### Brief
Retype each record below word for word. Leave the pictures out.
-- begin The data --
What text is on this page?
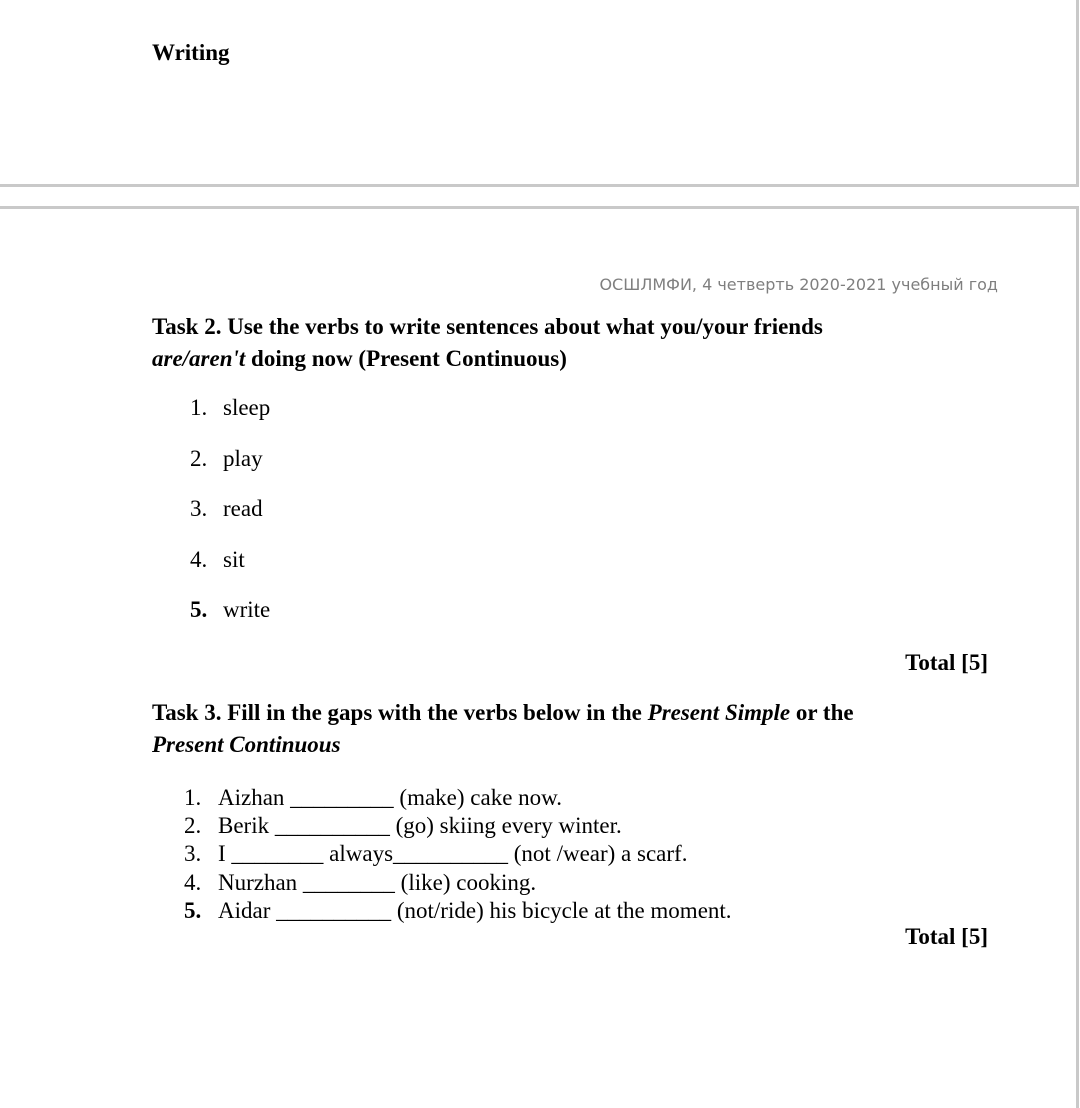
Writing
ОСШЛМФИ, 4 четверть 2020-2021 учебный год
Task 2. Use the verbs to write sentences about what you/your friends
are/aren't doing now (Present Continuous)
1. sleep
2. play
3. read
4. sit
5. write
Total [5]
Task 3. Fill in the gaps with the verbs below in the Present Simple or the
Present Continuous
1. Aizhan _________ (make) cake now.
2. Berik __________ (go) skiing every winter.
3. I ________ always__________ (not /wear) a scarf.
4. Nurzhan ________ (like) cooking.
5. Aidar __________ (not/ride) his bicycle at the moment.
Total [5]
-- end The data --
### Finished answer
What text is on this page?
Writing
ОСШЛМФИ, 4 четверть 2020-2021 учебный год
Task 2. Use the verbs to write sentences about what you/your friends
are/aren't doing now (Present Continuous)
1. sleep
2. play
3. read
4. sit
5. write
Total [5]
Task 3. Fill in the gaps with the verbs below in the Present Simple or the
Present Continuous
1. Aizhan _________ (make) cake now.
2. Berik __________ (go) skiing every winter.
3. I ________ always__________ (not /wear) a scarf.
4. Nurzhan ________ (like) cooking.
5. Aidar __________ (not/ride) his bicycle at the moment.
Total [5]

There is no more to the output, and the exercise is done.